Your goal
Output the records. Match them exactly.

A run of records
------------

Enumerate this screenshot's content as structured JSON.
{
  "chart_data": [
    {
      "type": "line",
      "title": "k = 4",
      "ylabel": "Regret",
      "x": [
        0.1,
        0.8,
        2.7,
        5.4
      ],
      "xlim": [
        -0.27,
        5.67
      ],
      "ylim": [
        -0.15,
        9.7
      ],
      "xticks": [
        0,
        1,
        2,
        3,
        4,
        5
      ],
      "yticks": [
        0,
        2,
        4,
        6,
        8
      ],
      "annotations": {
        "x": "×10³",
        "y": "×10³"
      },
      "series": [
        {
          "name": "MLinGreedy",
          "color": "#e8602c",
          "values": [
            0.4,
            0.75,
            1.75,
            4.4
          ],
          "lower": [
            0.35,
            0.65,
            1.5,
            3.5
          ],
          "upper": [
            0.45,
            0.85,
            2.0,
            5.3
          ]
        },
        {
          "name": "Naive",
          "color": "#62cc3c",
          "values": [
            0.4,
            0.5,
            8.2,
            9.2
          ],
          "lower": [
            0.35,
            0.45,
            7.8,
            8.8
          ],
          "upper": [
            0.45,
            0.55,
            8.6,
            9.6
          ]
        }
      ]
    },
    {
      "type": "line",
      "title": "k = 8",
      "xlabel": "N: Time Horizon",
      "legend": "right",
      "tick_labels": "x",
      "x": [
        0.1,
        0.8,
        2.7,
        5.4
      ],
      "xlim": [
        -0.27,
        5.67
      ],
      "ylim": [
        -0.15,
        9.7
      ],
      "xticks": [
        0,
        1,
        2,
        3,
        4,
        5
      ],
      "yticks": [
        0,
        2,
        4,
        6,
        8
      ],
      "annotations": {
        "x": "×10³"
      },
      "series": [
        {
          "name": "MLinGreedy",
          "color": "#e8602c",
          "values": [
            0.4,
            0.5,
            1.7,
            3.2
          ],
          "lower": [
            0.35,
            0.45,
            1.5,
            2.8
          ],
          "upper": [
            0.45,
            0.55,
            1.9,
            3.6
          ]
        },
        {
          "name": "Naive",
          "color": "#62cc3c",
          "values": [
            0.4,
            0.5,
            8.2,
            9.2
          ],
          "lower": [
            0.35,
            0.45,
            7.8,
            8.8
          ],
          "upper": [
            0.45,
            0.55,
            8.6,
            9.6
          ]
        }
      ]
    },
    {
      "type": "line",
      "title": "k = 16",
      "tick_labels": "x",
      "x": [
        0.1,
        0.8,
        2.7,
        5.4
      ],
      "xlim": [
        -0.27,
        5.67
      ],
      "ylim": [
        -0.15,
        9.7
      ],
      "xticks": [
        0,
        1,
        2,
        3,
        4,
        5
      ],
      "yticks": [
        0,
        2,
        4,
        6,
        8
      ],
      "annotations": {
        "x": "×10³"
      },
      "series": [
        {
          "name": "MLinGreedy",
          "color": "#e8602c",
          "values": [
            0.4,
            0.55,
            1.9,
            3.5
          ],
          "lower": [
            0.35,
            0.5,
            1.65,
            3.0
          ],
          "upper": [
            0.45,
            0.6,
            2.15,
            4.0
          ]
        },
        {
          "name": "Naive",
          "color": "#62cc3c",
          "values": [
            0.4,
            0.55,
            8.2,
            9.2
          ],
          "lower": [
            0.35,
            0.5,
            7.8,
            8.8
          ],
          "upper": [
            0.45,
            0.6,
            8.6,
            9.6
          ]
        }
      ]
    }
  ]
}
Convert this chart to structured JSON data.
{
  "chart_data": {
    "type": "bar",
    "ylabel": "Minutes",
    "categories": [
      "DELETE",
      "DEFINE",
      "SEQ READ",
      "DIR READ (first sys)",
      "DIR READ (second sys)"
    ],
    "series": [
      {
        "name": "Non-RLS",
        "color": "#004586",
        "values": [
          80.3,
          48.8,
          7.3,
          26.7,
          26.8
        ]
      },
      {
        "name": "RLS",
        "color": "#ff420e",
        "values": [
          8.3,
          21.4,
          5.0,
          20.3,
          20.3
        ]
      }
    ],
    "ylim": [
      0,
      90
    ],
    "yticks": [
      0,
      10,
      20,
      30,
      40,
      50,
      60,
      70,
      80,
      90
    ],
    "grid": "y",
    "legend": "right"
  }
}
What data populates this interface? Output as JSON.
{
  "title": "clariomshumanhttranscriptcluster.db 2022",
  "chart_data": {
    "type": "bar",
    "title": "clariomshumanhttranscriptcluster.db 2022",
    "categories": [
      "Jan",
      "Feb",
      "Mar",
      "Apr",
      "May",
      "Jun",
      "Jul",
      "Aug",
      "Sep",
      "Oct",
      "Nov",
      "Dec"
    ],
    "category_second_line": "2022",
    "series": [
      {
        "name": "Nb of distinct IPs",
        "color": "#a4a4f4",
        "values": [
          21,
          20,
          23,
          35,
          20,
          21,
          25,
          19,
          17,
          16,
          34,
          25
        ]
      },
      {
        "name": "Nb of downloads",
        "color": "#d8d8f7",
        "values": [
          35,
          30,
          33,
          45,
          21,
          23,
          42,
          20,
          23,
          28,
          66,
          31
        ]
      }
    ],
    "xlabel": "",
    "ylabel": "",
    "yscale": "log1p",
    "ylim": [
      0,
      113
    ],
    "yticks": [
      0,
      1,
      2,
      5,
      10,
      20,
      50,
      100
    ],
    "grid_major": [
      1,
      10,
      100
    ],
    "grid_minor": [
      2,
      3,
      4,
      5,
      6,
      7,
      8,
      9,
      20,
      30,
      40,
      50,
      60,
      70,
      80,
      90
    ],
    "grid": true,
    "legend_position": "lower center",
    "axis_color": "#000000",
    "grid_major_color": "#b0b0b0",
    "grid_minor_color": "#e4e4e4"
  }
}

------------

Answer to this exercise
Enumerate this screenshot's content as structured JSON.
{
  "chart_data": [
    {
      "type": "line",
      "title": "k = 4",
      "ylabel": "Regret",
      "x": [
        0.1,
        0.8,
        2.7,
        5.4
      ],
      "xlim": [
        -0.27,
        5.67
      ],
      "ylim": [
        -0.15,
        9.7
      ],
      "xticks": [
        0,
        1,
        2,
        3,
        4,
        5
      ],
      "yticks": [
        0,
        2,
        4,
        6,
        8
      ],
      "annotations": {
        "x": "×10³",
        "y": "×10³"
      },
      "series": [
        {
          "name": "MLinGreedy",
          "color": "#e8602c",
          "values": [
            0.4,
            0.75,
            1.75,
            4.4
          ],
          "lower": [
            0.35,
            0.65,
            1.5,
            3.5
          ],
          "upper": [
            0.45,
            0.85,
            2.0,
            5.3
          ]
        },
        {
          "name": "Naive",
          "color": "#62cc3c",
          "values": [
            0.4,
            0.5,
            8.2,
            9.2
          ],
          "lower": [
            0.35,
            0.45,
            7.8,
            8.8
          ],
          "upper": [
            0.45,
            0.55,
            8.6,
            9.6
          ]
        }
      ]
    },
    {
      "type": "line",
      "title": "k = 8",
      "xlabel": "N: Time Horizon",
      "legend": "right",
      "tick_labels": "x",
      "x": [
        0.1,
        0.8,
        2.7,
        5.4
      ],
      "xlim": [
        -0.27,
        5.67
      ],
      "ylim": [
        -0.15,
        9.7
      ],
      "xticks": [
        0,
        1,
        2,
        3,
        4,
        5
      ],
      "yticks": [
        0,
        2,
        4,
        6,
        8
      ],
      "annotations": {
        "x": "×10³"
      },
      "series": [
        {
          "name": "MLinGreedy",
          "color": "#e8602c",
          "values": [
            0.4,
            0.5,
            1.7,
            3.2
          ],
          "lower": [
            0.35,
            0.45,
            1.5,
            2.8
          ],
          "upper": [
            0.45,
            0.55,
            1.9,
            3.6
          ]
        },
        {
          "name": "Naive",
          "color": "#62cc3c",
          "values": [
            0.4,
            0.5,
            8.2,
            9.2
          ],
          "lower": [
            0.35,
            0.45,
            7.8,
            8.8
          ],
          "upper": [
            0.45,
            0.55,
            8.6,
            9.6
          ]
        }
      ]
    },
    {
      "type": "line",
      "title": "k = 16",
      "tick_labels": "x",
      "x": [
        0.1,
        0.8,
        2.7,
        5.4
      ],
      "xlim": [
        -0.27,
        5.67
      ],
      "ylim": [
        -0.15,
        9.7
      ],
      "xticks": [
        0,
        1,
        2,
        3,
        4,
        5
      ],
      "yticks": [
        0,
        2,
        4,
        6,
        8
      ],
      "annotations": {
        "x": "×10³"
      },
      "series": [
        {
          "name": "MLinGreedy",
          "color": "#e8602c",
          "values": [
            0.4,
            0.55,
            1.9,
            3.5
          ],
          "lower": [
            0.35,
            0.5,
            1.65,
            3.0
          ],
          "upper": [
            0.45,
            0.6,
            2.15,
            4.0
          ]
        },
        {
          "name": "Naive",
          "color": "#62cc3c",
          "values": [
            0.4,
            0.55,
            8.2,
            9.2
          ],
          "lower": [
            0.35,
            0.5,
            7.8,
            8.8
          ],
          "upper": [
            0.45,
            0.6,
            8.6,
            9.6
          ]
        }
      ]
    }
  ]
}
Convert this chart to structured JSON data.
{
  "chart_data": {
    "type": "bar",
    "ylabel": "Minutes",
    "categories": [
      "DELETE",
      "DEFINE",
      "SEQ READ",
      "DIR READ (first sys)",
      "DIR READ (second sys)"
    ],
    "series": [
      {
        "name": "Non-RLS",
        "color": "#004586",
        "values": [
          80.3,
          48.8,
          7.3,
          26.7,
          26.8
        ]
      },
      {
        "name": "RLS",
        "color": "#ff420e",
        "values": [
          8.3,
          21.4,
          5.0,
          20.3,
          20.3
        ]
      }
    ],
    "ylim": [
      0,
      90
    ],
    "yticks": [
      0,
      10,
      20,
      30,
      40,
      50,
      60,
      70,
      80,
      90
    ],
    "grid": "y",
    "legend": "right"
  }
}
What data populates this interface? Output as JSON.
{
  "title": "clariomshumanhttranscriptcluster.db 2022",
  "chart_data": {
    "type": "bar",
    "title": "clariomshumanhttranscriptcluster.db 2022",
    "categories": [
      "Jan",
      "Feb",
      "Mar",
      "Apr",
      "May",
      "Jun",
      "Jul",
      "Aug",
      "Sep",
      "Oct",
      "Nov",
      "Dec"
    ],
    "category_second_line": "2022",
    "series": [
      {
        "name": "Nb of distinct IPs",
        "color": "#a4a4f4",
        "values": [
          21,
          20,
          23,
          35,
          20,
          21,
          25,
          19,
          17,
          16,
          34,
          25
        ]
      },
      {
        "name": "Nb of downloads",
        "color": "#d8d8f7",
        "values": [
          35,
          30,
          33,
          45,
          21,
          23,
          42,
          20,
          23,
          28,
          66,
          31
        ]
      }
    ],
    "xlabel": "",
    "ylabel": "",
    "yscale": "log1p",
    "ylim": [
      0,
      113
    ],
    "yticks": [
      0,
      1,
      2,
      5,
      10,
      20,
      50,
      100
    ],
    "grid_major": [
      1,
      10,
      100
    ],
    "grid_minor": [
      2,
      3,
      4,
      5,
      6,
      7,
      8,
      9,
      20,
      30,
      40,
      50,
      60,
      70,
      80,
      90
    ],
    "grid": true,
    "legend_position": "lower center",
    "axis_color": "#000000",
    "grid_major_color": "#b0b0b0",
    "grid_minor_color": "#e4e4e4"
  }
}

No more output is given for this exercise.